### Your objective
Narrow the data below down to the lines containing "察看结果树".

### Dataset excerpts
□ □ □ □
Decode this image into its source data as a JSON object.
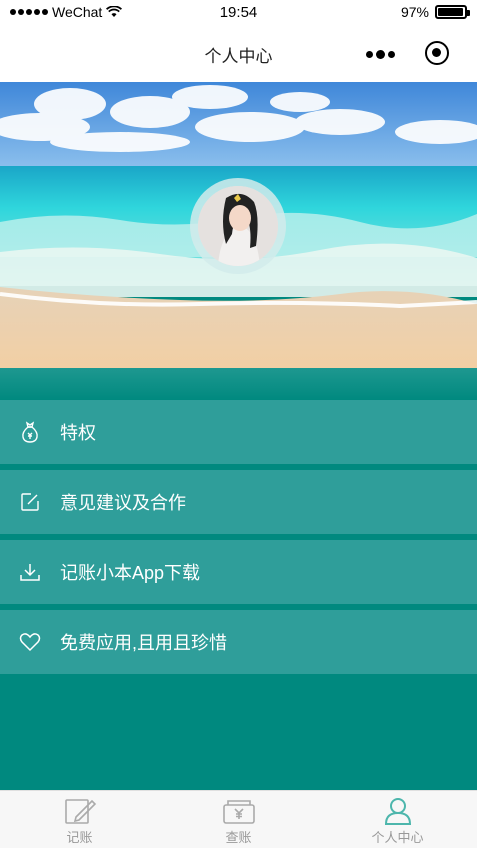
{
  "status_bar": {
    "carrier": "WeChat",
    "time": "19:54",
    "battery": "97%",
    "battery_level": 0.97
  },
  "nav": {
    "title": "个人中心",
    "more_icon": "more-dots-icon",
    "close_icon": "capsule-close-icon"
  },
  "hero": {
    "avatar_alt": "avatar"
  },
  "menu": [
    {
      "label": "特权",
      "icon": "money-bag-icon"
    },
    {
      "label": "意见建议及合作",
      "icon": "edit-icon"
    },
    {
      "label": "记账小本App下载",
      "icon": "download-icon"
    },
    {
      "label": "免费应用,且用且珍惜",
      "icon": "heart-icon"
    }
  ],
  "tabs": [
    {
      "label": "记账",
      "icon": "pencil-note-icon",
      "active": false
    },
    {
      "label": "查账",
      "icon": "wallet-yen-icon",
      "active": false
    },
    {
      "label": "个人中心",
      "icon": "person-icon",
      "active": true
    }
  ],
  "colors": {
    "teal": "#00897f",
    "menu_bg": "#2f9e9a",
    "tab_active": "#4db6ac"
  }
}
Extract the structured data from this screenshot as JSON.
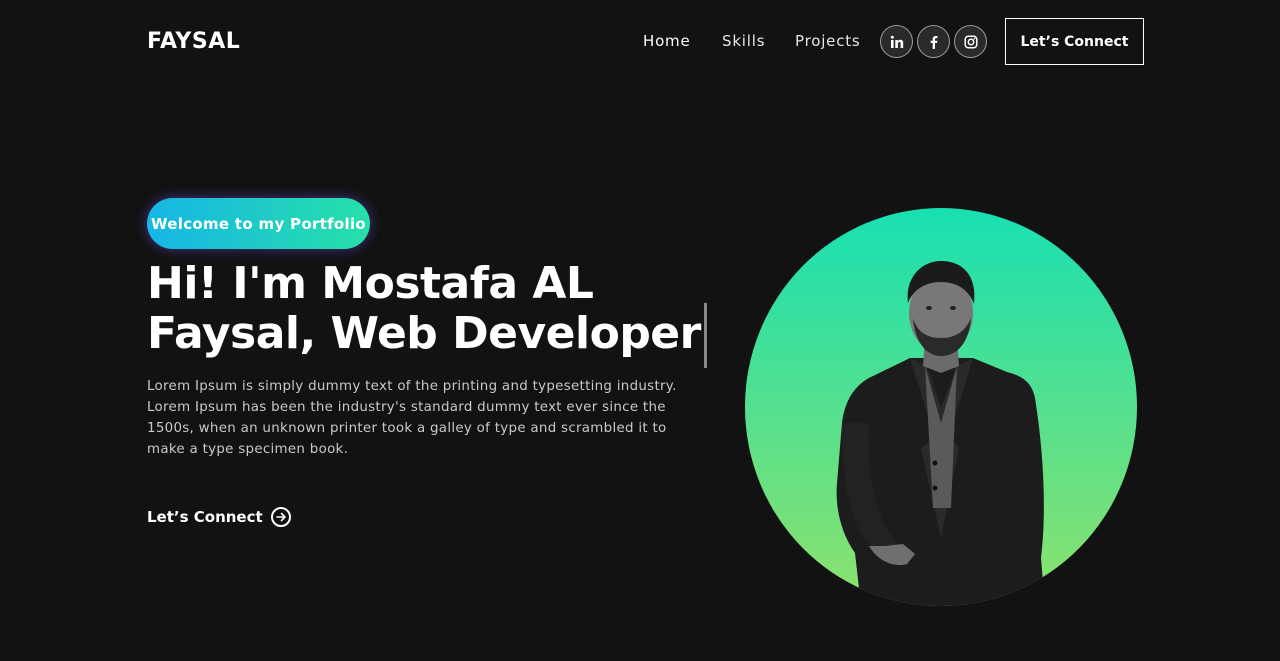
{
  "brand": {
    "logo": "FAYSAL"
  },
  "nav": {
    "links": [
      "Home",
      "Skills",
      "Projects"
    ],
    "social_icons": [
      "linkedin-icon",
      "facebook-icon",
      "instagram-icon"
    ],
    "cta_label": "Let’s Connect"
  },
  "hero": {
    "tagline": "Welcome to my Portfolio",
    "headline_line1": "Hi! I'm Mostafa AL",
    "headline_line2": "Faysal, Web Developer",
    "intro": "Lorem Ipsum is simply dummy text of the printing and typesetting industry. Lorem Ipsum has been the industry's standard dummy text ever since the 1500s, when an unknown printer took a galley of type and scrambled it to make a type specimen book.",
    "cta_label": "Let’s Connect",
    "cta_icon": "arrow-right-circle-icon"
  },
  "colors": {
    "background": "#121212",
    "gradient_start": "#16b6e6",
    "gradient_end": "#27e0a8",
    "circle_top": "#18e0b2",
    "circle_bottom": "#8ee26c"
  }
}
□ □ □ □
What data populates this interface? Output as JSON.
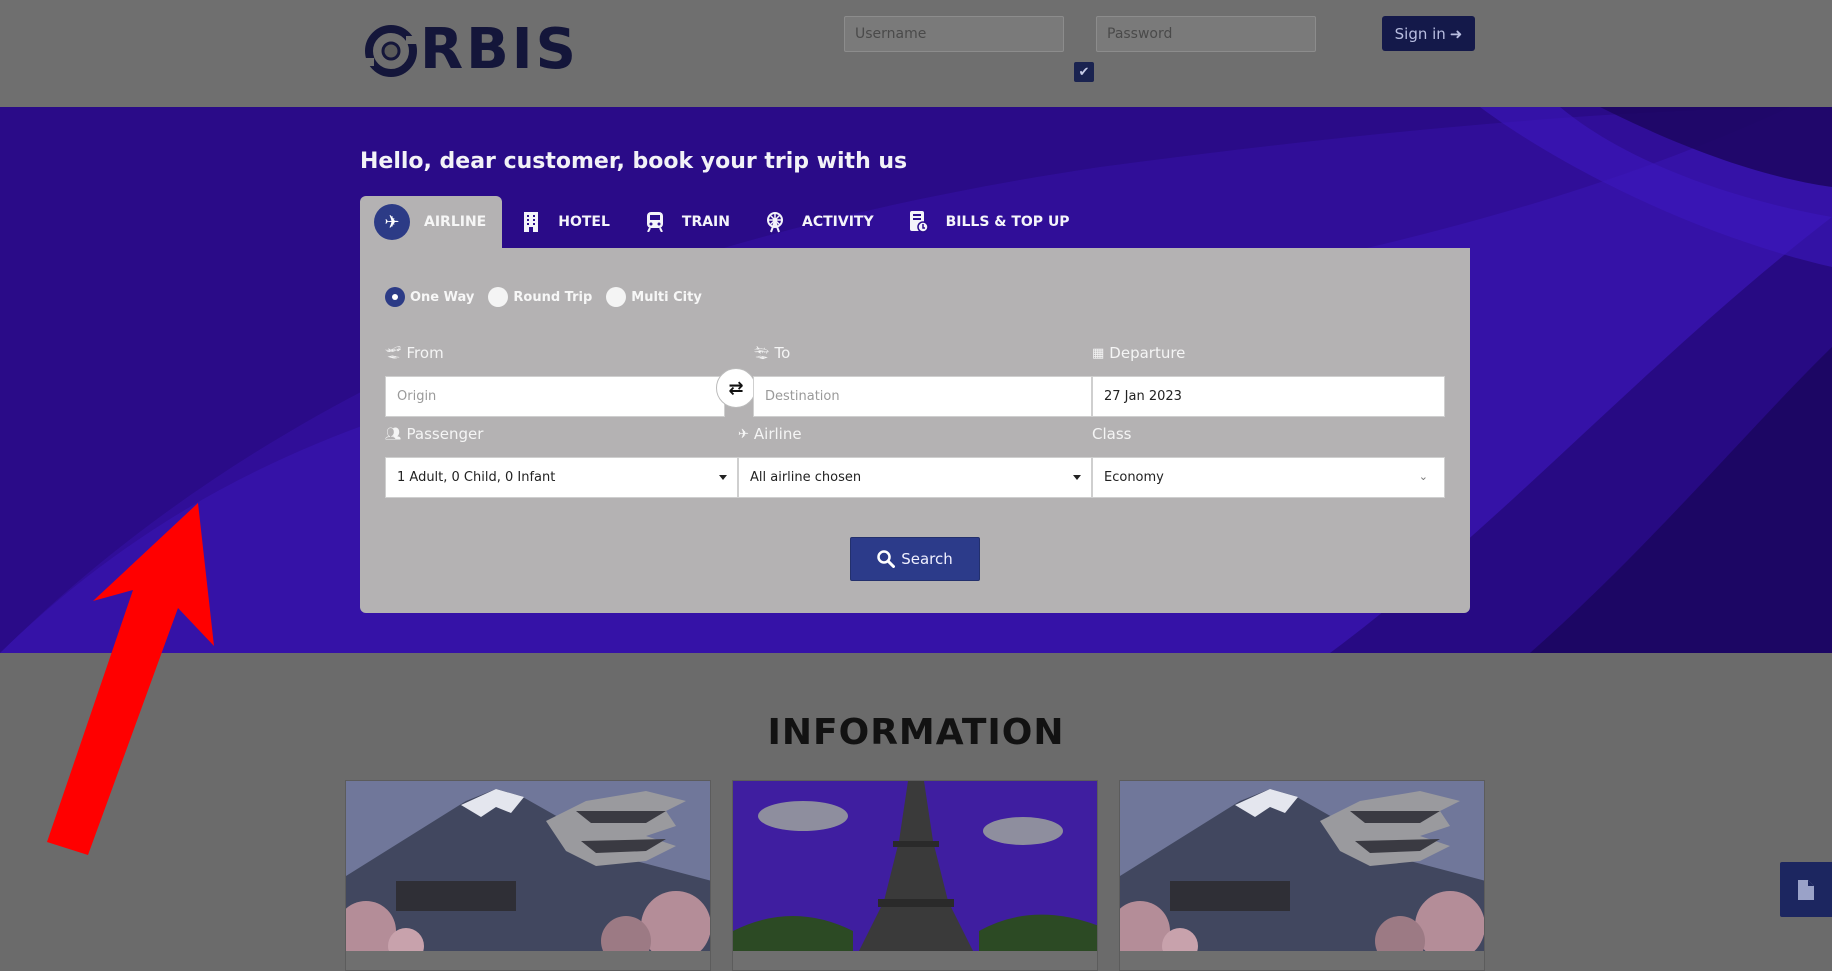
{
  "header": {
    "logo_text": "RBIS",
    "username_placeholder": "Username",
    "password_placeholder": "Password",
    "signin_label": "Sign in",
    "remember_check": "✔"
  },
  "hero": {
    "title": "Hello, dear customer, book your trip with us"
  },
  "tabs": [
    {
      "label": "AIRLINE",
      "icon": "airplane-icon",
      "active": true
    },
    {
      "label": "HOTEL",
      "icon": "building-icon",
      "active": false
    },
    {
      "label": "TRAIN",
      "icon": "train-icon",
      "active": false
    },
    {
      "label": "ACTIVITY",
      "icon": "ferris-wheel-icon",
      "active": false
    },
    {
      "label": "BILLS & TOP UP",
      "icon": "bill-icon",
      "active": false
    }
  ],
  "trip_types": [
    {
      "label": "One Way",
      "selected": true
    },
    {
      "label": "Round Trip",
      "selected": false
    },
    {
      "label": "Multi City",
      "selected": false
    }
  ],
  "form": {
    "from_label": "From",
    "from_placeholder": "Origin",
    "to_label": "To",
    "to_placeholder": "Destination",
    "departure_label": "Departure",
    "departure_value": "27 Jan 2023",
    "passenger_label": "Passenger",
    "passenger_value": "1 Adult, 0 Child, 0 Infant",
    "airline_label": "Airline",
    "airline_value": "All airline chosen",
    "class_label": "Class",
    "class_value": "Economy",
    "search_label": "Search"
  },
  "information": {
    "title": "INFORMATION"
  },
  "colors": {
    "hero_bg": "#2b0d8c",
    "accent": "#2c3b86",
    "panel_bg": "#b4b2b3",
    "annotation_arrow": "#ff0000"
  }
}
□ □ □ □
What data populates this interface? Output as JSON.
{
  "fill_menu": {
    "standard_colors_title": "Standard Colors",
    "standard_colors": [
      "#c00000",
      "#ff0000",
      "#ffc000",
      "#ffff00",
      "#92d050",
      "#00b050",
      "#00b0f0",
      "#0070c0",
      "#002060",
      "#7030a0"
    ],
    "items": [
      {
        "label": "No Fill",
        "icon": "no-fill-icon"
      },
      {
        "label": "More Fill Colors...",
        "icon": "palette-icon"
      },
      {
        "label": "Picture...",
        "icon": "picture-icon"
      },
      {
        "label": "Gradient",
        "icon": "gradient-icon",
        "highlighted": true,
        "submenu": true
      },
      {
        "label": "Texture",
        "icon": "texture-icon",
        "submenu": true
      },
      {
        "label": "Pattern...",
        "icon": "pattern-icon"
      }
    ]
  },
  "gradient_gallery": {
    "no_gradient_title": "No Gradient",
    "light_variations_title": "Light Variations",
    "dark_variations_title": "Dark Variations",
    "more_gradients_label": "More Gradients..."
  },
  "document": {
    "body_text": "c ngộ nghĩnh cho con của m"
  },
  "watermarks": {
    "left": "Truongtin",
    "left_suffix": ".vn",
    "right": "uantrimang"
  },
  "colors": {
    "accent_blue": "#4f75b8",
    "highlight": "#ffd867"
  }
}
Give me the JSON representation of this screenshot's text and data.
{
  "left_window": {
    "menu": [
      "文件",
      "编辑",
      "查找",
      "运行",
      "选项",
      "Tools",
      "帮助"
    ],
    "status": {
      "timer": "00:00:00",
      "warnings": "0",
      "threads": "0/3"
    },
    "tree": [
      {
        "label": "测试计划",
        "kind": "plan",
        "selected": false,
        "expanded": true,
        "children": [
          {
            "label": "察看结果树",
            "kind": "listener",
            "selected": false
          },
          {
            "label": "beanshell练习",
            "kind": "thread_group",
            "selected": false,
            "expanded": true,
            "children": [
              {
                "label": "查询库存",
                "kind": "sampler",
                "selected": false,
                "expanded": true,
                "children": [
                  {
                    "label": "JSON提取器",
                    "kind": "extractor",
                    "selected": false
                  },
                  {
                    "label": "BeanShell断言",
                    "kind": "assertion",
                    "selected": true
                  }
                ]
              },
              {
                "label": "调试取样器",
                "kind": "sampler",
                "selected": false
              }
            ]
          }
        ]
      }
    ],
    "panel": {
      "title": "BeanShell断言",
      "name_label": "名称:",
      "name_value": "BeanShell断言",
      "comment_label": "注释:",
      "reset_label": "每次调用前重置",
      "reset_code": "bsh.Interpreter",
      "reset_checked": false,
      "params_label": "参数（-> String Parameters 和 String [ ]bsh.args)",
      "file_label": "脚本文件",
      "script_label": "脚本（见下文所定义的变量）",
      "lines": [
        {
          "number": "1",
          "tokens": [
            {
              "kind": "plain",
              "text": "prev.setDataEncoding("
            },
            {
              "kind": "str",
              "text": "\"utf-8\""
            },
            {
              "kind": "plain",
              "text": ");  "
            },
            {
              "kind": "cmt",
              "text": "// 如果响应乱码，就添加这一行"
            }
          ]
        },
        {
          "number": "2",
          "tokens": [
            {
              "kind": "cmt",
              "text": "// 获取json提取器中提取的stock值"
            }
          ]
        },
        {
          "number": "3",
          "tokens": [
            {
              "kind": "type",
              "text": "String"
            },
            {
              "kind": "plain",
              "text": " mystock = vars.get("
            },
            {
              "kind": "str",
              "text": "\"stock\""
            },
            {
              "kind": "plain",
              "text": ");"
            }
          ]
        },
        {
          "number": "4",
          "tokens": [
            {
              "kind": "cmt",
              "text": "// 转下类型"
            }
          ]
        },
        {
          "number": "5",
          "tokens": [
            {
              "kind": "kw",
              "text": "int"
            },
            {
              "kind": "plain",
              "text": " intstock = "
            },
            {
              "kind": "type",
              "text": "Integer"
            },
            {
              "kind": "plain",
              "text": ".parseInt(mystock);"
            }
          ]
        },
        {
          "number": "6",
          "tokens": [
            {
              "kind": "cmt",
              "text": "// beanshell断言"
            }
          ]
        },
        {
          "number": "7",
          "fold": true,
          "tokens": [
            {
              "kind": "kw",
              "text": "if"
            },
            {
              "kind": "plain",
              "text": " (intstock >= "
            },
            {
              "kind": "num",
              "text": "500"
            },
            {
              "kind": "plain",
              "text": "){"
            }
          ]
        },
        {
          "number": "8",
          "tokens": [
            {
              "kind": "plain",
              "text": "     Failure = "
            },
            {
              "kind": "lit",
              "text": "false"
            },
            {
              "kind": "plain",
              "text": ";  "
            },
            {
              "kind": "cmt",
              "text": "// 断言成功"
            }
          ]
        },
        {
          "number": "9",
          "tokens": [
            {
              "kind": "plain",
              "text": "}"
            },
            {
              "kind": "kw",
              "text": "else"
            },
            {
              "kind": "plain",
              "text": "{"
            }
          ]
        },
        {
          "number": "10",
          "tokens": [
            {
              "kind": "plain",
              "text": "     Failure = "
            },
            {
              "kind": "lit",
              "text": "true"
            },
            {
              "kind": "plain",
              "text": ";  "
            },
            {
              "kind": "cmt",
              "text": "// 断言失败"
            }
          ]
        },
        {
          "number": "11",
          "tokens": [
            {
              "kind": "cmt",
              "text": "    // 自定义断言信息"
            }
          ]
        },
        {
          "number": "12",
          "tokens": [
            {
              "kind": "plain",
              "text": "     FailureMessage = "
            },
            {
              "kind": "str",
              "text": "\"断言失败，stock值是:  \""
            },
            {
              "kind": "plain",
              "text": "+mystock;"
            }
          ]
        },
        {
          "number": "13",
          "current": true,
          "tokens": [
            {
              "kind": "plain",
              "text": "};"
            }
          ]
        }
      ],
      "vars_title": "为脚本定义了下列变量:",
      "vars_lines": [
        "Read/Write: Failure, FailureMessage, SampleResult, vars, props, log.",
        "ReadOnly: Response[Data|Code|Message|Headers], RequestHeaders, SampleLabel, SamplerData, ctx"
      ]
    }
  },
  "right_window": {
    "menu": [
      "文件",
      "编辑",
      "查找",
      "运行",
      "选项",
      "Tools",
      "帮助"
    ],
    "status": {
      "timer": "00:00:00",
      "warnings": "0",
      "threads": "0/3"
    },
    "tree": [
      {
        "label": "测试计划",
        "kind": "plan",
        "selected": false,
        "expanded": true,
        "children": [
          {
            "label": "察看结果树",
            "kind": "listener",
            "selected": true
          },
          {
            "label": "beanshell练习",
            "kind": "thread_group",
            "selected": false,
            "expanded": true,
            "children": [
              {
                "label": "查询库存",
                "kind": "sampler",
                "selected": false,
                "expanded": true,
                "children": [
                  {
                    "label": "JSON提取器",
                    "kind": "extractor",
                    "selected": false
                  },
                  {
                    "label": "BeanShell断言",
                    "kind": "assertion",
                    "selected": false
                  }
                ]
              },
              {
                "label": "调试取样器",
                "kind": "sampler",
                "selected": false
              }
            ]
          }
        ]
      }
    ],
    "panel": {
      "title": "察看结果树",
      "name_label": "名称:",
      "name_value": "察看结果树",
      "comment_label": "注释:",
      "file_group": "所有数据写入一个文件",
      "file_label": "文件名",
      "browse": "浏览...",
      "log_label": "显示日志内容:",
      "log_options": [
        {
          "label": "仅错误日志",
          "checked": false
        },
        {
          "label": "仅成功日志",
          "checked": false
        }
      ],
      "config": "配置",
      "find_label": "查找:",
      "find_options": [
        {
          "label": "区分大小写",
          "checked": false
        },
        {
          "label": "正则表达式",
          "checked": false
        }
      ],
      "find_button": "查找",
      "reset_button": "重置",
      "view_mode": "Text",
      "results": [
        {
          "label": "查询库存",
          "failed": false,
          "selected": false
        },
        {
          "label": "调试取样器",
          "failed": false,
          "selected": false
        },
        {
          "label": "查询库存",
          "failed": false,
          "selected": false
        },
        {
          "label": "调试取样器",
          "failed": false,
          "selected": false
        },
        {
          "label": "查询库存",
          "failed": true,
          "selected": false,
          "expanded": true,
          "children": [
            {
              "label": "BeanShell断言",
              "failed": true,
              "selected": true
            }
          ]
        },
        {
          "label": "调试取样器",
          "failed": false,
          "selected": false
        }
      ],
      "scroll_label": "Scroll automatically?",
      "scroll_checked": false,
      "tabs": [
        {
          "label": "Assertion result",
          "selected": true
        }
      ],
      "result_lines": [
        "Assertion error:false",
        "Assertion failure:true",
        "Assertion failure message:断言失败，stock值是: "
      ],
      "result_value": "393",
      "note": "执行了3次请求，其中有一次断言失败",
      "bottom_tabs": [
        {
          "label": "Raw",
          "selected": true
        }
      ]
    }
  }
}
□ □ □ □
### Complete output
            "label": "察看结果树",
            "label": "察看结果树",
      "title": "察看结果树",
      "name_value": "察看结果树",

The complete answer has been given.